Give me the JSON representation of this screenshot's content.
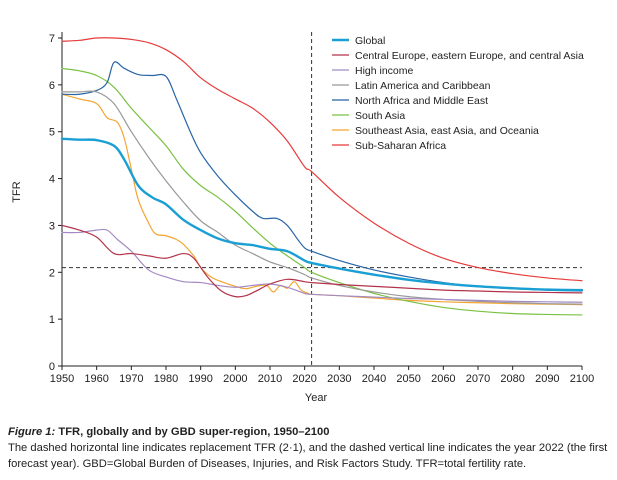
{
  "chart_data": {
    "type": "line",
    "xlabel": "Year",
    "ylabel": "TFR",
    "xlim": [
      1950,
      2100
    ],
    "ylim": [
      0,
      7
    ],
    "x_ticks": [
      "1950",
      "1960",
      "1970",
      "1980",
      "1990",
      "2000",
      "2010",
      "2020",
      "2030",
      "2040",
      "2050",
      "2060",
      "2070",
      "2080",
      "2090",
      "2100"
    ],
    "y_ticks": [
      "0",
      "1",
      "2",
      "3",
      "4",
      "5",
      "6",
      "7"
    ],
    "reference_lines": {
      "replacement_tfr": 2.1,
      "first_forecast_year": 2022
    },
    "legend_position": "top-right",
    "series": [
      {
        "name": "Global",
        "color": "#1a9fd4",
        "points": [
          [
            1950,
            4.85
          ],
          [
            1955,
            4.83
          ],
          [
            1960,
            4.82
          ],
          [
            1965,
            4.7
          ],
          [
            1968,
            4.4
          ],
          [
            1972,
            3.85
          ],
          [
            1976,
            3.6
          ],
          [
            1980,
            3.45
          ],
          [
            1985,
            3.12
          ],
          [
            1990,
            2.9
          ],
          [
            1995,
            2.72
          ],
          [
            2000,
            2.62
          ],
          [
            2005,
            2.58
          ],
          [
            2010,
            2.5
          ],
          [
            2015,
            2.45
          ],
          [
            2020,
            2.25
          ],
          [
            2022,
            2.2
          ],
          [
            2030,
            2.08
          ],
          [
            2040,
            1.95
          ],
          [
            2050,
            1.84
          ],
          [
            2060,
            1.76
          ],
          [
            2070,
            1.7
          ],
          [
            2080,
            1.66
          ],
          [
            2090,
            1.63
          ],
          [
            2100,
            1.62
          ]
        ]
      },
      {
        "name": "Central Europe, eastern Europe, and central Asia",
        "color": "#b2334a",
        "points": [
          [
            1950,
            3.0
          ],
          [
            1955,
            2.9
          ],
          [
            1960,
            2.75
          ],
          [
            1965,
            2.4
          ],
          [
            1970,
            2.4
          ],
          [
            1975,
            2.35
          ],
          [
            1980,
            2.3
          ],
          [
            1985,
            2.4
          ],
          [
            1988,
            2.3
          ],
          [
            1992,
            1.9
          ],
          [
            1996,
            1.6
          ],
          [
            2000,
            1.48
          ],
          [
            2003,
            1.5
          ],
          [
            2006,
            1.6
          ],
          [
            2010,
            1.75
          ],
          [
            2015,
            1.85
          ],
          [
            2020,
            1.8
          ],
          [
            2022,
            1.78
          ],
          [
            2030,
            1.74
          ],
          [
            2040,
            1.7
          ],
          [
            2050,
            1.66
          ],
          [
            2060,
            1.62
          ],
          [
            2070,
            1.6
          ],
          [
            2080,
            1.58
          ],
          [
            2090,
            1.57
          ],
          [
            2100,
            1.56
          ]
        ]
      },
      {
        "name": "High income",
        "color": "#a38ac4",
        "points": [
          [
            1950,
            2.85
          ],
          [
            1955,
            2.85
          ],
          [
            1960,
            2.9
          ],
          [
            1963,
            2.9
          ],
          [
            1966,
            2.7
          ],
          [
            1970,
            2.45
          ],
          [
            1975,
            2.05
          ],
          [
            1980,
            1.9
          ],
          [
            1985,
            1.8
          ],
          [
            1990,
            1.78
          ],
          [
            1995,
            1.72
          ],
          [
            2000,
            1.68
          ],
          [
            2005,
            1.72
          ],
          [
            2010,
            1.75
          ],
          [
            2015,
            1.68
          ],
          [
            2020,
            1.55
          ],
          [
            2022,
            1.53
          ],
          [
            2030,
            1.5
          ],
          [
            2040,
            1.47
          ],
          [
            2050,
            1.44
          ],
          [
            2060,
            1.42
          ],
          [
            2070,
            1.4
          ],
          [
            2080,
            1.38
          ],
          [
            2090,
            1.37
          ],
          [
            2100,
            1.36
          ]
        ]
      },
      {
        "name": "Latin America and Caribbean",
        "color": "#999999",
        "points": [
          [
            1950,
            5.85
          ],
          [
            1955,
            5.85
          ],
          [
            1960,
            5.85
          ],
          [
            1965,
            5.6
          ],
          [
            1970,
            5.0
          ],
          [
            1975,
            4.45
          ],
          [
            1980,
            3.95
          ],
          [
            1985,
            3.5
          ],
          [
            1990,
            3.1
          ],
          [
            1995,
            2.85
          ],
          [
            2000,
            2.58
          ],
          [
            2005,
            2.4
          ],
          [
            2010,
            2.22
          ],
          [
            2015,
            2.1
          ],
          [
            2020,
            1.95
          ],
          [
            2022,
            1.88
          ],
          [
            2030,
            1.72
          ],
          [
            2040,
            1.58
          ],
          [
            2050,
            1.48
          ],
          [
            2060,
            1.42
          ],
          [
            2070,
            1.38
          ],
          [
            2080,
            1.35
          ],
          [
            2090,
            1.33
          ],
          [
            2100,
            1.32
          ]
        ]
      },
      {
        "name": "North Africa and Middle East",
        "color": "#2765a6",
        "points": [
          [
            1950,
            5.8
          ],
          [
            1955,
            5.8
          ],
          [
            1960,
            5.88
          ],
          [
            1963,
            6.05
          ],
          [
            1965,
            6.48
          ],
          [
            1968,
            6.35
          ],
          [
            1972,
            6.22
          ],
          [
            1976,
            6.2
          ],
          [
            1980,
            6.18
          ],
          [
            1983,
            5.7
          ],
          [
            1987,
            5.0
          ],
          [
            1990,
            4.55
          ],
          [
            1995,
            4.05
          ],
          [
            2000,
            3.65
          ],
          [
            2005,
            3.3
          ],
          [
            2008,
            3.15
          ],
          [
            2012,
            3.15
          ],
          [
            2015,
            3.0
          ],
          [
            2018,
            2.7
          ],
          [
            2020,
            2.52
          ],
          [
            2022,
            2.45
          ],
          [
            2030,
            2.25
          ],
          [
            2040,
            2.05
          ],
          [
            2050,
            1.9
          ],
          [
            2060,
            1.78
          ],
          [
            2070,
            1.7
          ],
          [
            2080,
            1.65
          ],
          [
            2090,
            1.62
          ],
          [
            2100,
            1.6
          ]
        ]
      },
      {
        "name": "South Asia",
        "color": "#7ac143",
        "points": [
          [
            1950,
            6.35
          ],
          [
            1955,
            6.3
          ],
          [
            1960,
            6.2
          ],
          [
            1965,
            5.95
          ],
          [
            1970,
            5.5
          ],
          [
            1975,
            5.1
          ],
          [
            1980,
            4.7
          ],
          [
            1985,
            4.2
          ],
          [
            1990,
            3.85
          ],
          [
            1995,
            3.6
          ],
          [
            2000,
            3.3
          ],
          [
            2005,
            2.95
          ],
          [
            2010,
            2.62
          ],
          [
            2015,
            2.35
          ],
          [
            2020,
            2.1
          ],
          [
            2022,
            2.0
          ],
          [
            2030,
            1.78
          ],
          [
            2040,
            1.55
          ],
          [
            2050,
            1.38
          ],
          [
            2060,
            1.25
          ],
          [
            2070,
            1.17
          ],
          [
            2080,
            1.12
          ],
          [
            2090,
            1.1
          ],
          [
            2100,
            1.09
          ]
        ]
      },
      {
        "name": "Southeast Asia, east Asia, and Oceania",
        "color": "#f4a533",
        "points": [
          [
            1950,
            5.8
          ],
          [
            1955,
            5.7
          ],
          [
            1960,
            5.6
          ],
          [
            1963,
            5.3
          ],
          [
            1966,
            5.2
          ],
          [
            1968,
            4.85
          ],
          [
            1970,
            4.2
          ],
          [
            1972,
            3.55
          ],
          [
            1975,
            3.05
          ],
          [
            1977,
            2.82
          ],
          [
            1980,
            2.78
          ],
          [
            1983,
            2.7
          ],
          [
            1985,
            2.6
          ],
          [
            1988,
            2.35
          ],
          [
            1990,
            2.1
          ],
          [
            1993,
            1.9
          ],
          [
            1996,
            1.8
          ],
          [
            2000,
            1.7
          ],
          [
            2003,
            1.65
          ],
          [
            2006,
            1.7
          ],
          [
            2009,
            1.72
          ],
          [
            2011,
            1.58
          ],
          [
            2013,
            1.72
          ],
          [
            2015,
            1.66
          ],
          [
            2017,
            1.8
          ],
          [
            2019,
            1.62
          ],
          [
            2021,
            1.55
          ],
          [
            2022,
            1.53
          ],
          [
            2030,
            1.5
          ],
          [
            2040,
            1.45
          ],
          [
            2050,
            1.4
          ],
          [
            2060,
            1.37
          ],
          [
            2070,
            1.35
          ],
          [
            2080,
            1.33
          ],
          [
            2090,
            1.32
          ],
          [
            2100,
            1.31
          ]
        ]
      },
      {
        "name": "Sub-Saharan Africa",
        "color": "#e63b3b",
        "points": [
          [
            1950,
            6.93
          ],
          [
            1955,
            6.95
          ],
          [
            1960,
            7.0
          ],
          [
            1965,
            7.0
          ],
          [
            1970,
            6.97
          ],
          [
            1975,
            6.9
          ],
          [
            1980,
            6.75
          ],
          [
            1985,
            6.5
          ],
          [
            1990,
            6.15
          ],
          [
            1995,
            5.9
          ],
          [
            2000,
            5.7
          ],
          [
            2005,
            5.5
          ],
          [
            2010,
            5.2
          ],
          [
            2015,
            4.8
          ],
          [
            2020,
            4.25
          ],
          [
            2022,
            4.15
          ],
          [
            2030,
            3.6
          ],
          [
            2040,
            3.05
          ],
          [
            2050,
            2.62
          ],
          [
            2060,
            2.3
          ],
          [
            2070,
            2.1
          ],
          [
            2080,
            1.97
          ],
          [
            2090,
            1.88
          ],
          [
            2100,
            1.82
          ]
        ]
      }
    ]
  },
  "caption": {
    "figure_label": "Figure 1:",
    "title": " TFR, globally and by GBD super-region, 1950–2100",
    "text": "The dashed horizontal line indicates replacement TFR (2·1), and the dashed vertical line indicates the year 2022 (the first forecast year). GBD=Global Burden of Diseases, Injuries, and Risk Factors Study. TFR=total fertility rate."
  }
}
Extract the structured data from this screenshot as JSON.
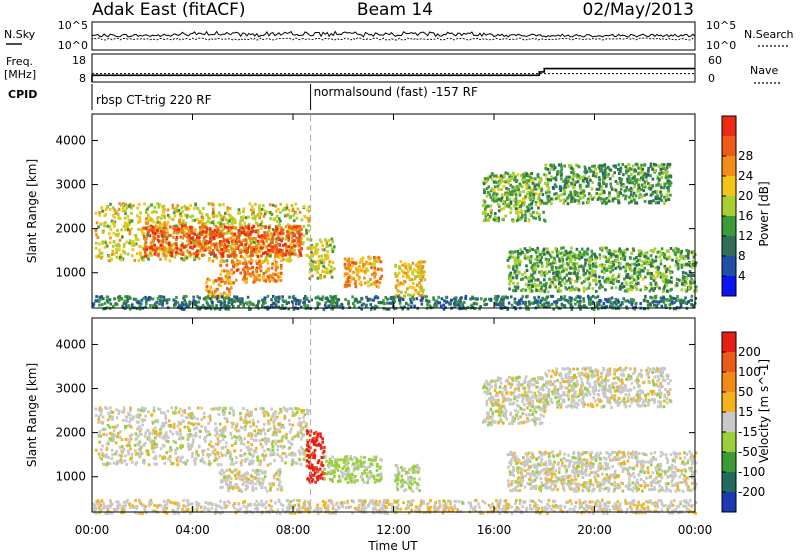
{
  "header": {
    "station": "Adak East (fitACF)",
    "beam": "Beam 14",
    "date": "02/May/2013"
  },
  "top_panels": {
    "nsky_label": "N.Sky",
    "nsky_tick_top": "10^5",
    "nsky_tick_bottom": "10^0",
    "nsearch_label": "N.Search",
    "nsearch_tick_top": "10^5",
    "nsearch_tick_bottom": "10^0",
    "freq_label_line1": "Freq.",
    "freq_label_line2": "[MHz]",
    "freq_tick_top": "18",
    "freq_tick_bottom": "8",
    "nave_label": "Nave",
    "nave_tick_top": "60",
    "nave_tick_bottom": "0",
    "cpid_label": "CPID",
    "cpid_segments": [
      {
        "start_hour": 0,
        "end_hour": 8.7,
        "label": "rbsp CT-trig 220 RF"
      },
      {
        "start_hour": 8.7,
        "end_hour": 24,
        "label": "normalsound (fast) -157 RF"
      }
    ],
    "freq_steps": [
      {
        "from_hour": 0,
        "to_hour": 17.8,
        "mhz": 10.4
      },
      {
        "from_hour": 17.8,
        "to_hour": 18.0,
        "mhz": 11.6
      },
      {
        "from_hour": 18.0,
        "to_hour": 24,
        "mhz": 12.8
      }
    ],
    "nave_level": 18
  },
  "chart_data": [
    {
      "type": "heatmap",
      "name": "power-panel",
      "ylabel": "Slant Range [km]",
      "xlabel": "",
      "x_range_hours": [
        0,
        24
      ],
      "ylim": [
        200,
        4600
      ],
      "y_ticks": [
        1000,
        2000,
        3000,
        4000
      ],
      "colorbar": {
        "label": "Power [dB]",
        "ticks": [
          "4",
          "8",
          "12",
          "16",
          "20",
          "24",
          "28"
        ],
        "colors": [
          "#0a14ee",
          "#1f4fa8",
          "#2f6f58",
          "#3d9a3a",
          "#a6cf2f",
          "#f5c418",
          "#f28d18",
          "#ef5a18",
          "#ec2a15"
        ],
        "min": 0,
        "max": 32
      },
      "regions": [
        {
          "t0": 0.1,
          "t1": 8.6,
          "r0": 1300,
          "r1": 2600,
          "v": 18
        },
        {
          "t0": 2.0,
          "t1": 8.3,
          "r0": 1400,
          "r1": 2100,
          "v": 27
        },
        {
          "t0": 5.0,
          "t1": 7.5,
          "r0": 800,
          "r1": 1300,
          "v": 24
        },
        {
          "t0": 4.5,
          "t1": 5.5,
          "r0": 450,
          "r1": 900,
          "v": 22
        },
        {
          "t0": 8.6,
          "t1": 9.6,
          "r0": 900,
          "r1": 1800,
          "v": 17
        },
        {
          "t0": 10.0,
          "t1": 11.5,
          "r0": 700,
          "r1": 1400,
          "v": 22
        },
        {
          "t0": 12.0,
          "t1": 13.2,
          "r0": 500,
          "r1": 1300,
          "v": 20
        },
        {
          "t0": 15.5,
          "t1": 18.0,
          "r0": 2200,
          "r1": 3300,
          "v": 14
        },
        {
          "t0": 16.5,
          "t1": 24,
          "r0": 600,
          "r1": 1600,
          "v": 13
        },
        {
          "t0": 18.0,
          "t1": 23.0,
          "r0": 2600,
          "r1": 3500,
          "v": 12
        },
        {
          "t0": 0,
          "t1": 24,
          "r0": 200,
          "r1": 500,
          "v": 9
        }
      ]
    },
    {
      "type": "heatmap",
      "name": "velocity-panel",
      "ylabel": "Slant Range [km]",
      "xlabel": "Time UT",
      "x_ticks": [
        "00:00",
        "04:00",
        "08:00",
        "12:00",
        "16:00",
        "20:00",
        "00:00"
      ],
      "x_range_hours": [
        0,
        24
      ],
      "ylim": [
        200,
        4600
      ],
      "y_ticks": [
        1000,
        2000,
        3000,
        4000
      ],
      "colorbar": {
        "label": "Velocity [m s^-1]",
        "ticks": [
          "200",
          "100",
          "50",
          "15",
          "-15",
          "-50",
          "-100",
          "-200"
        ],
        "colors": [
          "#1a3ab5",
          "#246a5c",
          "#3c9b36",
          "#98d03c",
          "#c8c8c8",
          "#f5b21a",
          "#f28a18",
          "#ec5a17",
          "#e81e14"
        ],
        "min": -250,
        "max": 250
      },
      "regions": [
        {
          "t0": 0.1,
          "t1": 8.6,
          "r0": 1300,
          "r1": 2600,
          "v": 0
        },
        {
          "t0": 5.0,
          "t1": 7.5,
          "r0": 700,
          "r1": 1200,
          "v": 0
        },
        {
          "t0": 8.5,
          "t1": 9.2,
          "r0": 900,
          "r1": 2100,
          "v": 220
        },
        {
          "t0": 9.2,
          "t1": 11.5,
          "r0": 900,
          "r1": 1500,
          "v": -40
        },
        {
          "t0": 12.0,
          "t1": 13.0,
          "r0": 700,
          "r1": 1300,
          "v": -30
        },
        {
          "t0": 15.5,
          "t1": 18.0,
          "r0": 2200,
          "r1": 3300,
          "v": 0
        },
        {
          "t0": 16.5,
          "t1": 24,
          "r0": 700,
          "r1": 1600,
          "v": 0
        },
        {
          "t0": 18.0,
          "t1": 23.0,
          "r0": 2600,
          "r1": 3500,
          "v": 0
        },
        {
          "t0": 0,
          "t1": 24,
          "r0": 200,
          "r1": 500,
          "v": 10
        }
      ]
    }
  ]
}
........
Select all lines with the word "this" from the entries above.

Give me the JSON representation of this screenshot's content.
Extract the structured data from this screenshot as JSON.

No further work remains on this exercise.